Requirements
Write out every single entry exactly.

Entries
::::::::

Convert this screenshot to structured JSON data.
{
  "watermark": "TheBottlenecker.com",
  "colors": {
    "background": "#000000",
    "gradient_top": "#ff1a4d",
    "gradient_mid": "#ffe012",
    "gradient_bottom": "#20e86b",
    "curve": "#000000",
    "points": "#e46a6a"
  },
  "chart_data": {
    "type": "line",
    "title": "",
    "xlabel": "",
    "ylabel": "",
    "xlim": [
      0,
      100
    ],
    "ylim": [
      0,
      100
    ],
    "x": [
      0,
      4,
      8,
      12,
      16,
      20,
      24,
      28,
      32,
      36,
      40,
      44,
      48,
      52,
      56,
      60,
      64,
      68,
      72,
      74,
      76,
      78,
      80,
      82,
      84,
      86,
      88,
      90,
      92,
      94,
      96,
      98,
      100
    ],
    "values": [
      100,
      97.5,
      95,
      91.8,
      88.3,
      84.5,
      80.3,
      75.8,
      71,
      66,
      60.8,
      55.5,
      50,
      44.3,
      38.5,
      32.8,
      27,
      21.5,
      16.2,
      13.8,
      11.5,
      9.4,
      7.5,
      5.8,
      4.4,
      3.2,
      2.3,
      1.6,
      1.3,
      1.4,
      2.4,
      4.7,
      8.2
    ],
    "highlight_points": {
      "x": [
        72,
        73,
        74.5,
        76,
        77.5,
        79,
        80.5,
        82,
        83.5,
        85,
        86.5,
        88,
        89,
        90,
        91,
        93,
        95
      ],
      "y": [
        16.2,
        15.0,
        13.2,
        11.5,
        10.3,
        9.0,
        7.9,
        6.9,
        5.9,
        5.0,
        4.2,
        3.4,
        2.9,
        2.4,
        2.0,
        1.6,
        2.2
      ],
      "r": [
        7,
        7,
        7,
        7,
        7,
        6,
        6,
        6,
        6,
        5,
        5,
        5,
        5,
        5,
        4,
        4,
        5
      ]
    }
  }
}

::::::::

Finished task
Convert this screenshot to structured JSON data.
{
  "watermark": "TheBottlenecker.com",
  "colors": {
    "background": "#000000",
    "gradient_top": "#ff1a4d",
    "gradient_mid": "#ffe012",
    "gradient_bottom": "#20e86b",
    "curve": "#000000",
    "points": "#e46a6a"
  },
  "chart_data": {
    "type": "line",
    "title": "",
    "xlabel": "",
    "ylabel": "",
    "xlim": [
      0,
      100
    ],
    "ylim": [
      0,
      100
    ],
    "x": [
      0,
      4,
      8,
      12,
      16,
      20,
      24,
      28,
      32,
      36,
      40,
      44,
      48,
      52,
      56,
      60,
      64,
      68,
      72,
      74,
      76,
      78,
      80,
      82,
      84,
      86,
      88,
      90,
      92,
      94,
      96,
      98,
      100
    ],
    "values": [
      100,
      97.5,
      95,
      91.8,
      88.3,
      84.5,
      80.3,
      75.8,
      71,
      66,
      60.8,
      55.5,
      50,
      44.3,
      38.5,
      32.8,
      27,
      21.5,
      16.2,
      13.8,
      11.5,
      9.4,
      7.5,
      5.8,
      4.4,
      3.2,
      2.3,
      1.6,
      1.3,
      1.4,
      2.4,
      4.7,
      8.2
    ],
    "highlight_points": {
      "x": [
        72,
        73,
        74.5,
        76,
        77.5,
        79,
        80.5,
        82,
        83.5,
        85,
        86.5,
        88,
        89,
        90,
        91,
        93,
        95
      ],
      "y": [
        16.2,
        15.0,
        13.2,
        11.5,
        10.3,
        9.0,
        7.9,
        6.9,
        5.9,
        5.0,
        4.2,
        3.4,
        2.9,
        2.4,
        2.0,
        1.6,
        2.2
      ],
      "r": [
        7,
        7,
        7,
        7,
        7,
        6,
        6,
        6,
        6,
        5,
        5,
        5,
        5,
        5,
        4,
        4,
        5
      ]
    }
  }
}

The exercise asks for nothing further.